Supplied passage -

____________

[openssl-users] Using TCP Fast Open with OpenSSL

Wed Jan 20 18:43:34 UTC 2016

> On 20 Jan 2016, at 16:55, Viktor Dukhovni <openssl-users at dukhovni.org> wrote:

>> On Jan 20, 2016, at 9:27 AM, Sara Dickinson <sara at sinodun.com> wrote:
>> 
>> I have TFO + TLS (using OpenSSL) working on OS X. However, because of the specifics of the TFO implementation on Linux, I can’t see how to get that working with OpenSSL. On Linux using TFO requires that
>> - the connect() call is skipped entirely
>> - the first data sent on the connection must be sent using the sendto() function passing in the MSG_FASTOPEN flag. This sendto() call takes care of both the TCP handshake, and sending the data as payload in the SYN. 
>> 
>> I may well be missing something, but I can’t see anyway to use this in combination with the OpenSSL API, because the SSL_connect()/SSL_do_handshake() functions rely on the underlying socket already being setup and ready to accept a 'write'. Does anyone know of a solution/workaround, or a plan to add support for client TFO to OpenSSL?
> 
> Well, I am not shy to say that the Linux Kernel API for this is
> poorly designed.  However, we can perhaps work around this.

Indeed. The OS X implementation is nicer since a connectx() call with the correct flags sets the socket up as needed and then the first write() call performs the TFO.

____________

Records provided -
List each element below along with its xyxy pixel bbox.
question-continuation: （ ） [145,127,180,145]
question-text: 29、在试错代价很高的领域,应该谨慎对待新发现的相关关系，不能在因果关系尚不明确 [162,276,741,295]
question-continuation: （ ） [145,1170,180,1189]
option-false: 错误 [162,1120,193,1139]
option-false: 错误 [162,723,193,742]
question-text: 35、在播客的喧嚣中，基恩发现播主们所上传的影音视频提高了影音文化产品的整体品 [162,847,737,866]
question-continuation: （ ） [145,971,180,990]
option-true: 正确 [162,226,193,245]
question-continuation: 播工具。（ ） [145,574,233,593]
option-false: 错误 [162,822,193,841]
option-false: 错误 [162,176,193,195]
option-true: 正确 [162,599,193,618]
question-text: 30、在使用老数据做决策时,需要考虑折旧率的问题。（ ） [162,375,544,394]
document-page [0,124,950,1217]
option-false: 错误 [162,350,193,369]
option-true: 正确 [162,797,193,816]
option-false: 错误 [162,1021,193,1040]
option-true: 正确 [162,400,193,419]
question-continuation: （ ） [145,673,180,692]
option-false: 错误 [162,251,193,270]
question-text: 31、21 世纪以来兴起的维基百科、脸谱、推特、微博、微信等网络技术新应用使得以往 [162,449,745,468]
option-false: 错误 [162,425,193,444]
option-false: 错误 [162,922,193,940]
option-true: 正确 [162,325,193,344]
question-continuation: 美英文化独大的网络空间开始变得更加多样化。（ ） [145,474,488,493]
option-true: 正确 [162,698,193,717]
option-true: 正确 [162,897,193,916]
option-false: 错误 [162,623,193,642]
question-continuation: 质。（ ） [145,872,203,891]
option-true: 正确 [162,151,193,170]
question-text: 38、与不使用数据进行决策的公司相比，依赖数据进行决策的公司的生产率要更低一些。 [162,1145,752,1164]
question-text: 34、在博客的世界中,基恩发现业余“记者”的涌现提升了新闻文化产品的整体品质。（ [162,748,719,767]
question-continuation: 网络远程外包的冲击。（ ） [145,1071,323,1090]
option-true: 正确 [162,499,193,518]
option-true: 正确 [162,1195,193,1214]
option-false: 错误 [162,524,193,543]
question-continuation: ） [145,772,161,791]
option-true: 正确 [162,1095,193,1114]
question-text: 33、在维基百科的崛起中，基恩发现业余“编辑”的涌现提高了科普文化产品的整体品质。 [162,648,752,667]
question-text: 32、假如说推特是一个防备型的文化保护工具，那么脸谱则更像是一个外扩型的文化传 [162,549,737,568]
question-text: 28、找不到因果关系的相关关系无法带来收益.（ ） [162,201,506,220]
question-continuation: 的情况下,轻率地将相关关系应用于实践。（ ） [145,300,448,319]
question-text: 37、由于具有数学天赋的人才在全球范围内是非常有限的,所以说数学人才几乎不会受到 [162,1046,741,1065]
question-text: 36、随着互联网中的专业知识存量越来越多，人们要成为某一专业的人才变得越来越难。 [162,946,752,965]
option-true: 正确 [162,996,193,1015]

____________

List of tasks -
- 1) Reproduce the passage of the TCP Fast Open thread from "Indeed. The OS" up to and including "performs the TFO.".
- 2) Extend the TCP Fast Open thread past its final sentence.

Per-task outputs -
- 1)
Indeed. The OS X implementation is nicer since a connectx() call with the correct flags sets the socket up as needed and then the first write() call performs the TFO.

- 2)
> 
> This could be done via an enhancement of BIO_s_socket()
> to support completing the connection on the first write.
> Then you just configure the modified BIO as the network
> BIO of the SSL handle.
> 
> The construction of the BIO could be made transparent to
> users of SSL_set_fd() via a suitable new control operation
> that's passed through to the underlying BIO.
> 
> 	SSL_set_fd(ssl, sock);
> 	SSL_set_tfo_addr(ssl, struct sockaddr *sa, int salen);

Yes, that sounds like it would do the job!

> 
> (Or some variant of these types for Windows, ...)
> 
> But of course the feature itself would not initially be
> available on all platforms.

As of today TFO isn’t implemented on Windows at all AFAIK and only server side support is currently implemented on FreeBSD. 

Regards

Sara.